§ **Directions for this task**
Give back the full listing, character for character, with no pictures.

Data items

━━━━━━━━━━━━━━━━━━━━━━━━━━━━━━

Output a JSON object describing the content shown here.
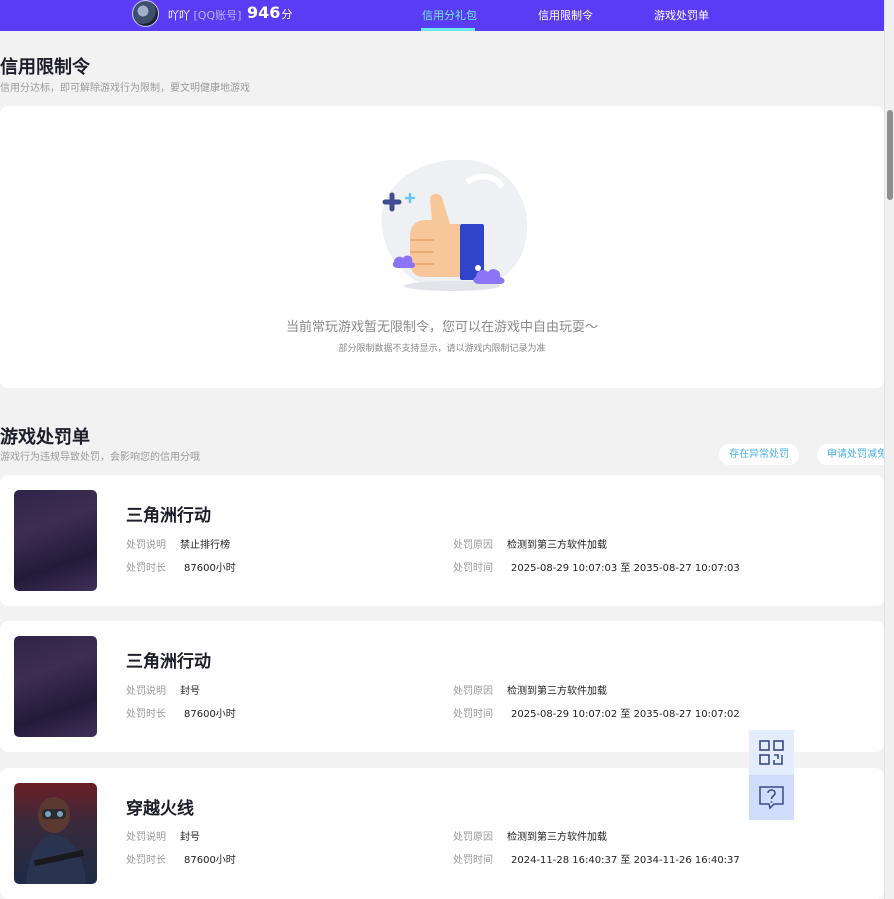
{
  "header": {
    "username": "吖吖",
    "account_tag": "[QQ账号]",
    "score": "946",
    "score_unit": "分",
    "nav": [
      "信用分礼包",
      "信用限制令",
      "游戏处罚单"
    ],
    "accent": "#5b3cf5",
    "active_color": "#6fe7ff"
  },
  "restriction": {
    "title": "信用限制令",
    "subtitle": "信用分达标，即可解除游戏行为限制，要文明健康地游戏",
    "empty_message": "当前常玩游戏暂无限制令，您可以在游戏中自由玩耍～",
    "empty_note": "部分限制数据不支持显示，请以游戏内限制记录为准"
  },
  "penalty": {
    "title": "游戏处罚单",
    "subtitle": "游戏行为违规导致处罚，会影响您的信用分哦",
    "btn_abnormal": "存在异常处罚",
    "btn_reduce": "申请处罚减免",
    "labels": {
      "desc": "处罚说明",
      "duration": "处罚时长",
      "reason": "处罚原因",
      "time": "处罚时间"
    },
    "items": [
      {
        "game": "三角洲行动",
        "desc": "禁止排行榜",
        "duration": "87600小时",
        "reason": "检测到第三方软件加载",
        "time": "2025-08-29 10:07:03 至 2035-08-27 10:07:03"
      },
      {
        "game": "三角洲行动",
        "desc": "封号",
        "duration": "87600小时",
        "reason": "检测到第三方软件加载",
        "time": "2025-08-29 10:07:02 至 2035-08-27 10:07:02"
      },
      {
        "game": "穿越火线",
        "desc": "封号",
        "duration": "87600小时",
        "reason": "检测到第三方软件加载",
        "time": "2024-11-28 16:40:37 至 2034-11-26 16:40:37"
      }
    ]
  },
  "floating": {
    "qr_icon": "qr-code-icon",
    "help_icon": "help-chat-icon"
  }
}
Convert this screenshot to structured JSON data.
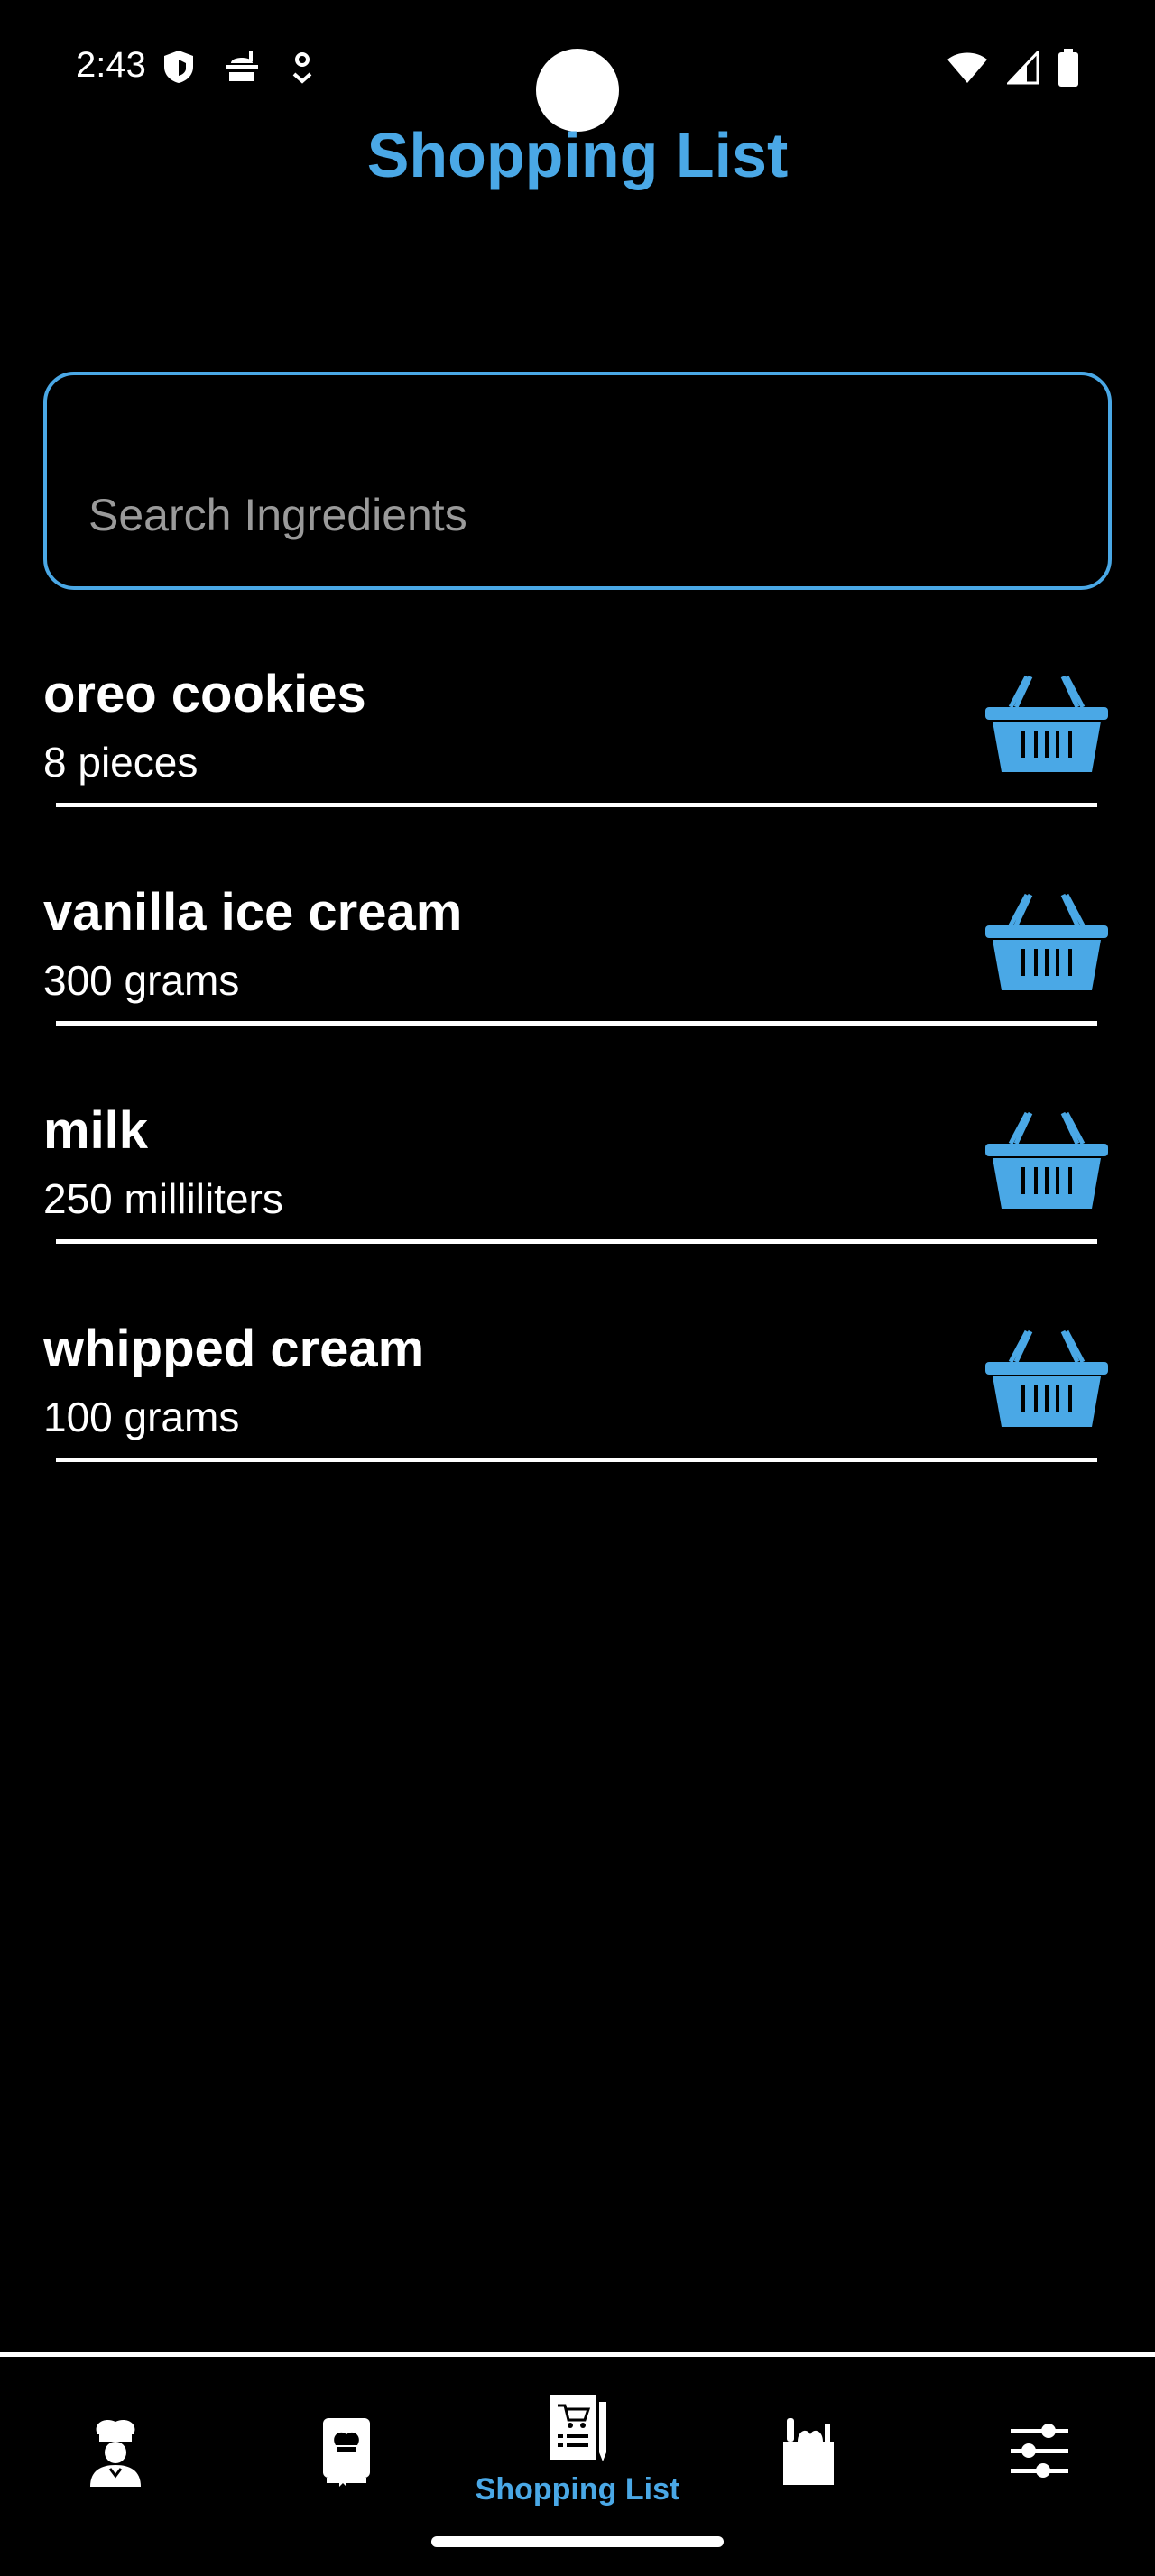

━━━━━━━━━━━━━━━━━━━━━━━━━━━━━━

§ **Result**
Output a JSON object describing the content shown here.
{
  "header": {
    "username": "吖吖",
    "account_tag": "[QQ账号]",
    "score": "946",
    "score_unit": "分",
    "nav": [
      "信用分礼包",
      "信用限制令",
      "游戏处罚单"
    ],
    "accent": "#5b3cf5",
    "active_color": "#6fe7ff"
  },
  "restriction": {
    "title": "信用限制令",
    "subtitle": "信用分达标，即可解除游戏行为限制，要文明健康地游戏",
    "empty_message": "当前常玩游戏暂无限制令，您可以在游戏中自由玩耍～",
    "empty_note": "部分限制数据不支持显示，请以游戏内限制记录为准"
  },
  "penalty": {
    "title": "游戏处罚单",
    "subtitle": "游戏行为违规导致处罚，会影响您的信用分哦",
    "btn_abnormal": "存在异常处罚",
    "btn_reduce": "申请处罚减免",
    "labels": {
      "desc": "处罚说明",
      "duration": "处罚时长",
      "reason": "处罚原因",
      "time": "处罚时间"
    },
    "items": [
      {
        "game": "三角洲行动",
        "desc": "禁止排行榜",
        "duration": "87600小时",
        "reason": "检测到第三方软件加载",
        "time": "2025-08-29 10:07:03 至 2035-08-27 10:07:03"
      },
      {
        "game": "三角洲行动",
        "desc": "封号",
        "duration": "87600小时",
        "reason": "检测到第三方软件加载",
        "time": "2025-08-29 10:07:02 至 2035-08-27 10:07:02"
      },
      {
        "game": "穿越火线",
        "desc": "封号",
        "duration": "87600小时",
        "reason": "检测到第三方软件加载",
        "time": "2024-11-28 16:40:37 至 2034-11-26 16:40:37"
      }
    ]
  },
  "floating": {
    "qr_icon": "qr-code-icon",
    "help_icon": "help-chat-icon"
  }
}
Convert this screenshot to structured JSON data.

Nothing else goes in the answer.